§ **AIM**
Each entry below should be written out exactly as it is, with no pictures.
START DATA IN THIS EXERCISE
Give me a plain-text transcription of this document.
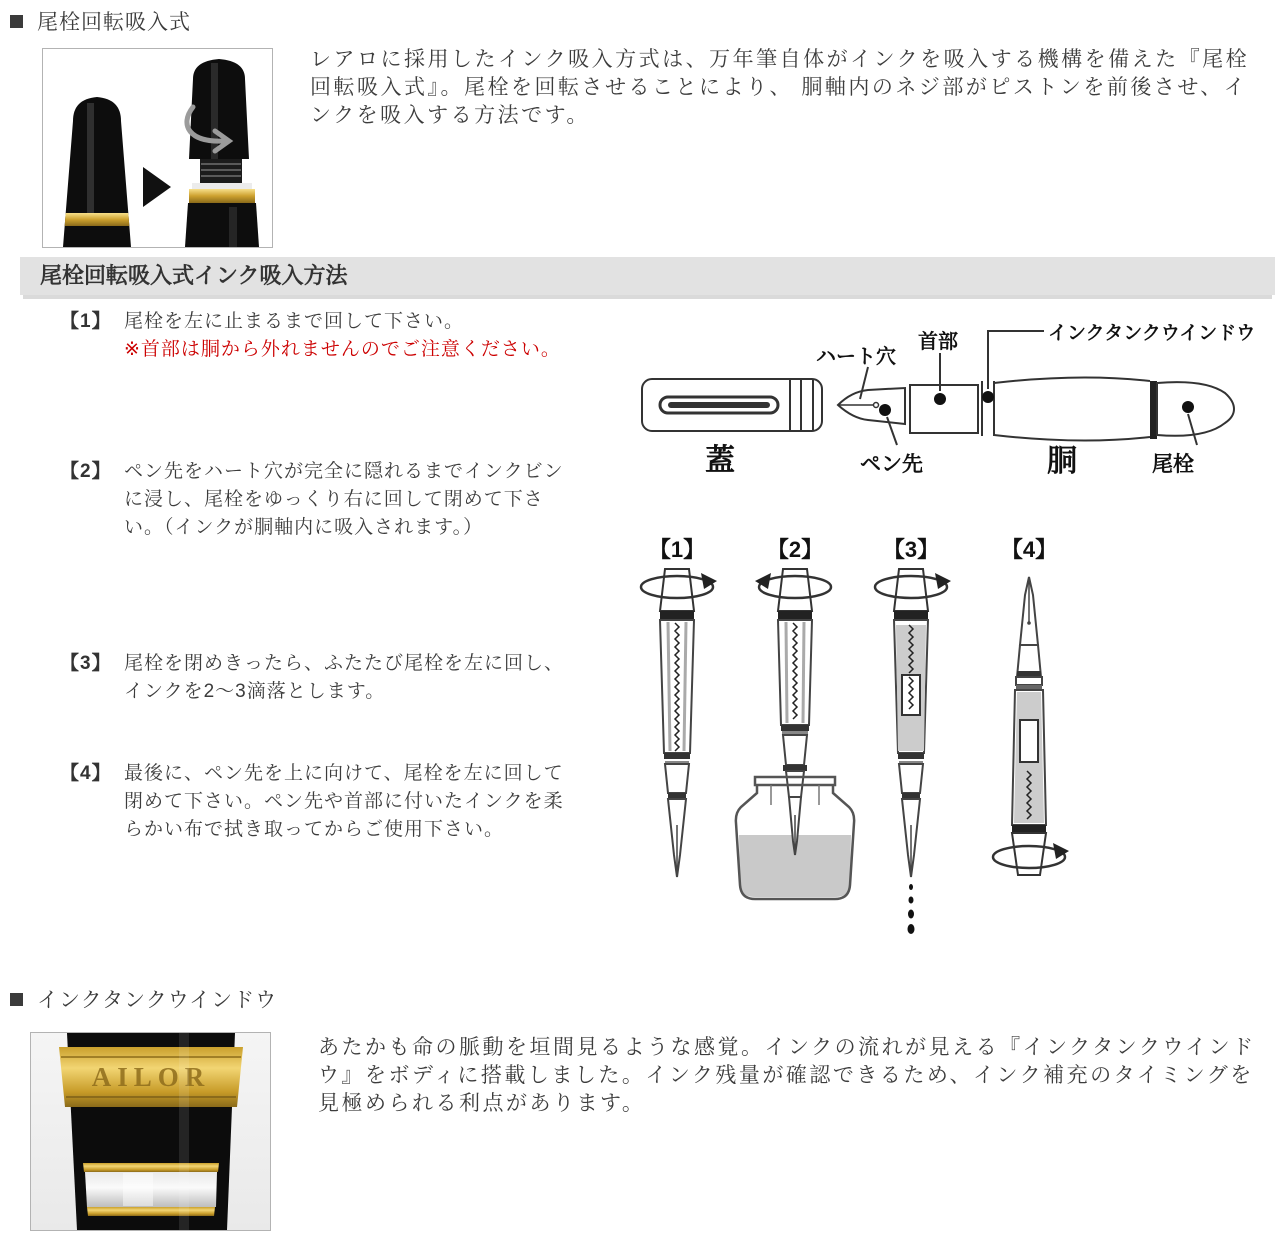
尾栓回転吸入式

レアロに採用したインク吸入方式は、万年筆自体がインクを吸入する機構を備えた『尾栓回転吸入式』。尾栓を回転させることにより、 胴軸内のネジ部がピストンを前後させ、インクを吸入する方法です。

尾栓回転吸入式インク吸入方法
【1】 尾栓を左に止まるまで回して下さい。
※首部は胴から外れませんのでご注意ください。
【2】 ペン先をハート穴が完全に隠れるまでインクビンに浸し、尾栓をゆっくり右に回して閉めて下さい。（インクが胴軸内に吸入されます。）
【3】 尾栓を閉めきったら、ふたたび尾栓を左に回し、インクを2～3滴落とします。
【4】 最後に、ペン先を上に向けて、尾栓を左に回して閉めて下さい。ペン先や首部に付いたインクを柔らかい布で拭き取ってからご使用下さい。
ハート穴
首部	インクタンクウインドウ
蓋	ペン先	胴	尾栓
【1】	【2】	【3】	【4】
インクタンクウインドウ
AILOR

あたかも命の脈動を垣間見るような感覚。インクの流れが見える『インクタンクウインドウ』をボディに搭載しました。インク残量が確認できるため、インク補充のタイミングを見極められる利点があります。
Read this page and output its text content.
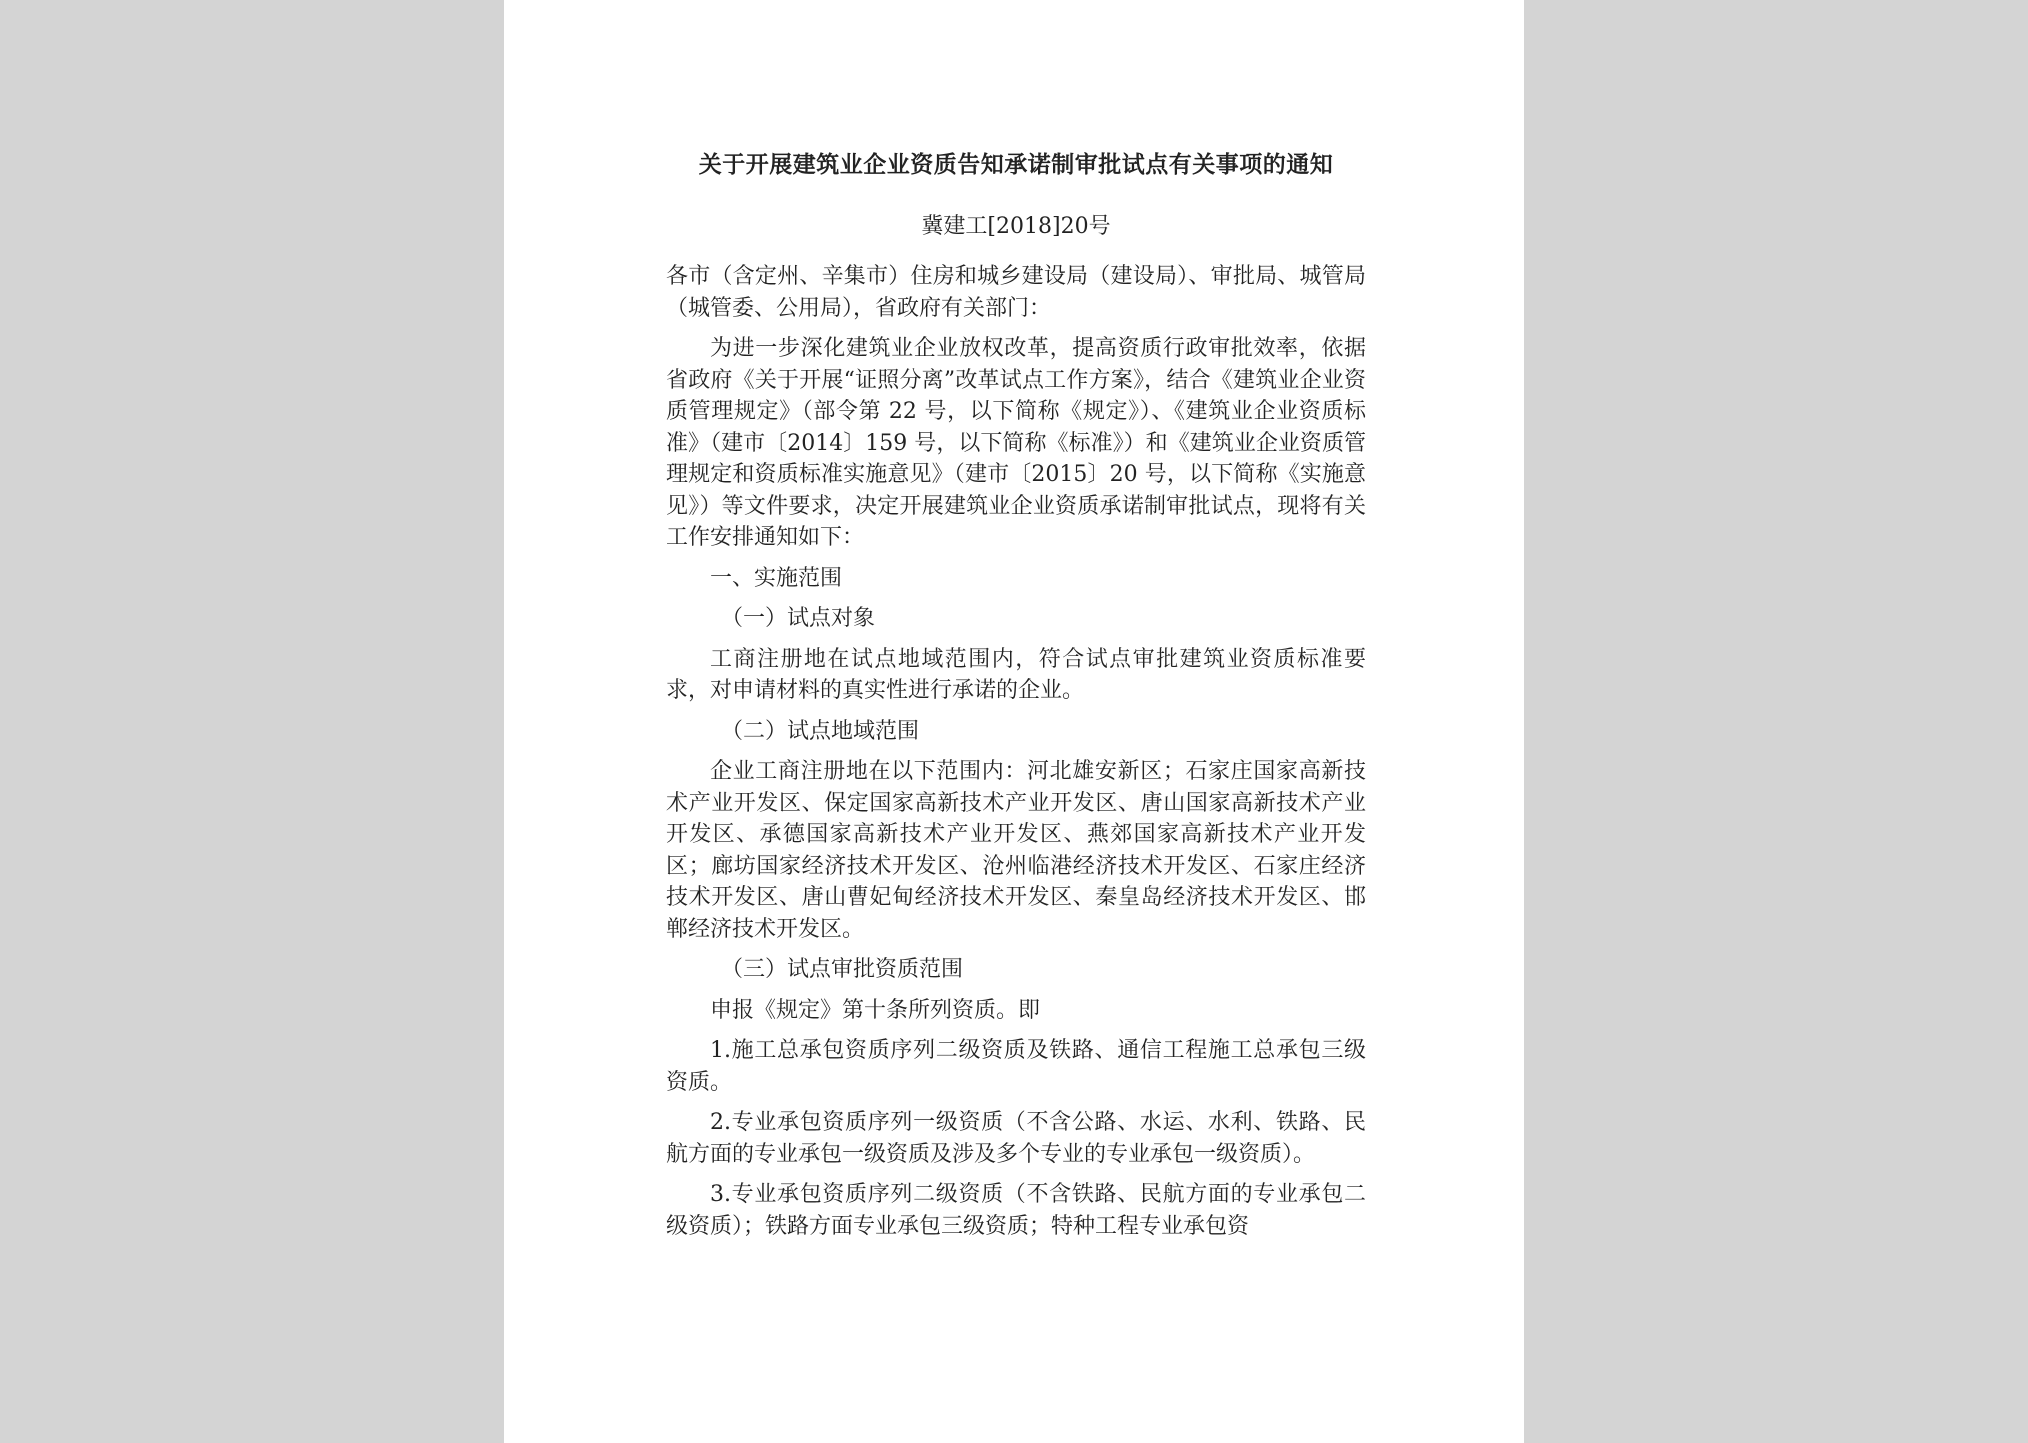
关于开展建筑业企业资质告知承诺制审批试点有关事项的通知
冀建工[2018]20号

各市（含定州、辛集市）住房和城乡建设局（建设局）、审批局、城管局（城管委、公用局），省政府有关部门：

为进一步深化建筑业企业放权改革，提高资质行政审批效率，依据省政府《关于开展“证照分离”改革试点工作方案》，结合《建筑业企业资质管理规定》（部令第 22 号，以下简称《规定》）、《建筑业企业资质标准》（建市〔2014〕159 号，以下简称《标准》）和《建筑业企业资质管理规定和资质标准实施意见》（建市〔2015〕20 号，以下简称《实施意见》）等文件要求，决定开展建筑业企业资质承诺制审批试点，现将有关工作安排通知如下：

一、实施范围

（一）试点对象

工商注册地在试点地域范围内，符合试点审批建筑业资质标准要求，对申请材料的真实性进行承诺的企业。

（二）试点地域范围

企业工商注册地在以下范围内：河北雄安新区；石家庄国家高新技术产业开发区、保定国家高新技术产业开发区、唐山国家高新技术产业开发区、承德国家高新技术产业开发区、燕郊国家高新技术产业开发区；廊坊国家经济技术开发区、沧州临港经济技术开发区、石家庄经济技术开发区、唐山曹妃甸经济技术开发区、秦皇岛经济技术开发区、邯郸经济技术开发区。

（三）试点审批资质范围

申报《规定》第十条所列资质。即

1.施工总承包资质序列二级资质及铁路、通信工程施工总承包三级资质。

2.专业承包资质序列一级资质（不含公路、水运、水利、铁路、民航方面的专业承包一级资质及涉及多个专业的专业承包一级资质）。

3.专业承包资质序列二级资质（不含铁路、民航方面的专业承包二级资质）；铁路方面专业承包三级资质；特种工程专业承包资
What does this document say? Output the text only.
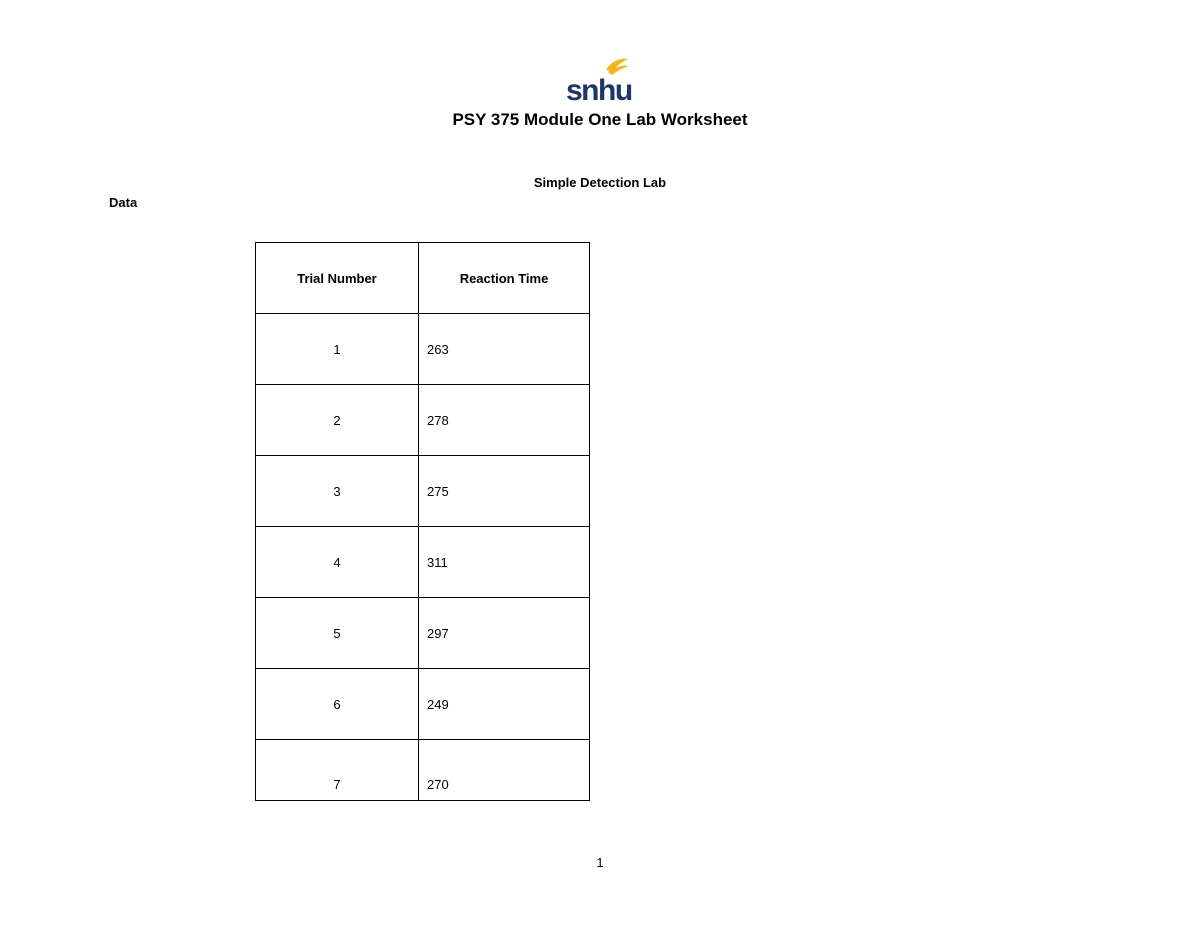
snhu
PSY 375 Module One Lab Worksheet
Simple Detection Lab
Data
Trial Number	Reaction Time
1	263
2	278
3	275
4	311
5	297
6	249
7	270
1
END DATA IN THIS EXERCISE
§ **EXERCISE OUTPUT**
Give me a plain-text transcription of this document.
尾栓回転吸入式

レアロに採用したインク吸入方式は、万年筆自体がインクを吸入する機構を備えた『尾栓回転吸入式』。尾栓を回転させることにより、 胴軸内のネジ部がピストンを前後させ、インクを吸入する方法です。

尾栓回転吸入式インク吸入方法
【1】 尾栓を左に止まるまで回して下さい。
※首部は胴から外れませんのでご注意ください。
【2】 ペン先をハート穴が完全に隠れるまでインクビンに浸し、尾栓をゆっくり右に回して閉めて下さい。（インクが胴軸内に吸入されます。）
【3】 尾栓を閉めきったら、ふたたび尾栓を左に回し、インクを2～3滴落とします。
【4】 最後に、ペン先を上に向けて、尾栓を左に回して閉めて下さい。ペン先や首部に付いたインクを柔らかい布で拭き取ってからご使用下さい。
ハート穴
首部	インクタンクウインドウ
蓋	ペン先	胴	尾栓
【1】	【2】	【3】	【4】
インクタンクウインドウ
AILOR

あたかも命の脈動を垣間見るような感覚。インクの流れが見える『インクタンクウインドウ』をボディに搭載しました。インク残量が確認できるため、インク補充のタイミングを見極められる利点があります。
Read this page and output its text content.
关于开展建筑业企业资质告知承诺制审批试点有关事项的通知
冀建工[2018]20号

各市（含定州、辛集市）住房和城乡建设局（建设局）、审批局、城管局（城管委、公用局），省政府有关部门：

为进一步深化建筑业企业放权改革，提高资质行政审批效率，依据省政府《关于开展“证照分离”改革试点工作方案》，结合《建筑业企业资质管理规定》（部令第 22 号，以下简称《规定》）、《建筑业企业资质标准》（建市〔2014〕159 号，以下简称《标准》）和《建筑业企业资质管理规定和资质标准实施意见》（建市〔2015〕20 号，以下简称《实施意见》）等文件要求，决定开展建筑业企业资质承诺制审批试点，现将有关工作安排通知如下：

一、实施范围

（一）试点对象

工商注册地在试点地域范围内，符合试点审批建筑业资质标准要求，对申请材料的真实性进行承诺的企业。

（二）试点地域范围

企业工商注册地在以下范围内：河北雄安新区；石家庄国家高新技术产业开发区、保定国家高新技术产业开发区、唐山国家高新技术产业开发区、承德国家高新技术产业开发区、燕郊国家高新技术产业开发区；廊坊国家经济技术开发区、沧州临港经济技术开发区、石家庄经济技术开发区、唐山曹妃甸经济技术开发区、秦皇岛经济技术开发区、邯郸经济技术开发区。

（三）试点审批资质范围

申报《规定》第十条所列资质。即

1.施工总承包资质序列二级资质及铁路、通信工程施工总承包三级资质。

2.专业承包资质序列一级资质（不含公路、水运、水利、铁路、民航方面的专业承包一级资质及涉及多个专业的专业承包一级资质）。

3.专业承包资质序列二级资质（不含铁路、民航方面的专业承包二级资质）；铁路方面专业承包三级资质；特种工程专业承包资
What does this document say? Output the text only.
snhu
PSY 375 Module One Lab Worksheet
Simple Detection Lab
Data
Trial Number	Reaction Time
1	263
2	278
3	275
4	311
5	297
6	249
7	270
1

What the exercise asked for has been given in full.